WRITTEN INSTRUCTION = Return every entry exactly as written.

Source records

========================================================================

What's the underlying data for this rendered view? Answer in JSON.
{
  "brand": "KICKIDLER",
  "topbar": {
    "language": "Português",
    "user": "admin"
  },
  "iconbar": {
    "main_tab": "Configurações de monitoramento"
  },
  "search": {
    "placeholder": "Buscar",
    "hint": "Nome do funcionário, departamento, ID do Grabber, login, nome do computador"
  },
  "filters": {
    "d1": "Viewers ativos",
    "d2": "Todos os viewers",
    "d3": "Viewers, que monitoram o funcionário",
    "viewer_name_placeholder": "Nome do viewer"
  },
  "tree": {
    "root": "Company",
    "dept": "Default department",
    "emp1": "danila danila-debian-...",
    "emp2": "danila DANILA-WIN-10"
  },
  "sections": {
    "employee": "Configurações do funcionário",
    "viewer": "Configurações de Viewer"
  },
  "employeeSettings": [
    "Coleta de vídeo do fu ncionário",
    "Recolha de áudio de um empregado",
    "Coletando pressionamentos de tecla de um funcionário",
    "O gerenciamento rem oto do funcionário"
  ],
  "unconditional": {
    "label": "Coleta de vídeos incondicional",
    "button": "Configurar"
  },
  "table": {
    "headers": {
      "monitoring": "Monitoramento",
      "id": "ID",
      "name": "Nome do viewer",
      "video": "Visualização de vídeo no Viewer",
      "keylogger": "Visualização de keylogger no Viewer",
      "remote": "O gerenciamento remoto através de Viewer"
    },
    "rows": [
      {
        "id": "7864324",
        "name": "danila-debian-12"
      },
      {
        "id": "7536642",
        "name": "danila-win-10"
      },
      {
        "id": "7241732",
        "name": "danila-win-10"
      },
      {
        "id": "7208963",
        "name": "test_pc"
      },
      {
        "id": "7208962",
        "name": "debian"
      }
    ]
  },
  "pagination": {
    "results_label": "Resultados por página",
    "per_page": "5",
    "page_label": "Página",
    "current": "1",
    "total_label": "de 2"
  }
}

========================================================================

COMPLETE OUTPUT =
What's the underlying data for this rendered view? Answer in JSON.
{
  "brand": "KICKIDLER",
  "topbar": {
    "language": "Português",
    "user": "admin"
  },
  "iconbar": {
    "main_tab": "Configurações de monitoramento"
  },
  "search": {
    "placeholder": "Buscar",
    "hint": "Nome do funcionário, departamento, ID do Grabber, login, nome do computador"
  },
  "filters": {
    "d1": "Viewers ativos",
    "d2": "Todos os viewers",
    "d3": "Viewers, que monitoram o funcionário",
    "viewer_name_placeholder": "Nome do viewer"
  },
  "tree": {
    "root": "Company",
    "dept": "Default department",
    "emp1": "danila danila-debian-...",
    "emp2": "danila DANILA-WIN-10"
  },
  "sections": {
    "employee": "Configurações do funcionário",
    "viewer": "Configurações de Viewer"
  },
  "employeeSettings": [
    "Coleta de vídeo do fu ncionário",
    "Recolha de áudio de um empregado",
    "Coletando pressionamentos de tecla de um funcionário",
    "O gerenciamento rem oto do funcionário"
  ],
  "unconditional": {
    "label": "Coleta de vídeos incondicional",
    "button": "Configurar"
  },
  "table": {
    "headers": {
      "monitoring": "Monitoramento",
      "id": "ID",
      "name": "Nome do viewer",
      "video": "Visualização de vídeo no Viewer",
      "keylogger": "Visualização de keylogger no Viewer",
      "remote": "O gerenciamento remoto através de Viewer"
    },
    "rows": [
      {
        "id": "7864324",
        "name": "danila-debian-12"
      },
      {
        "id": "7536642",
        "name": "danila-win-10"
      },
      {
        "id": "7241732",
        "name": "danila-win-10"
      },
      {
        "id": "7208963",
        "name": "test_pc"
      },
      {
        "id": "7208962",
        "name": "debian"
      }
    ]
  },
  "pagination": {
    "results_label": "Resultados por página",
    "per_page": "5",
    "page_label": "Página",
    "current": "1",
    "total_label": "de 2"
  }
}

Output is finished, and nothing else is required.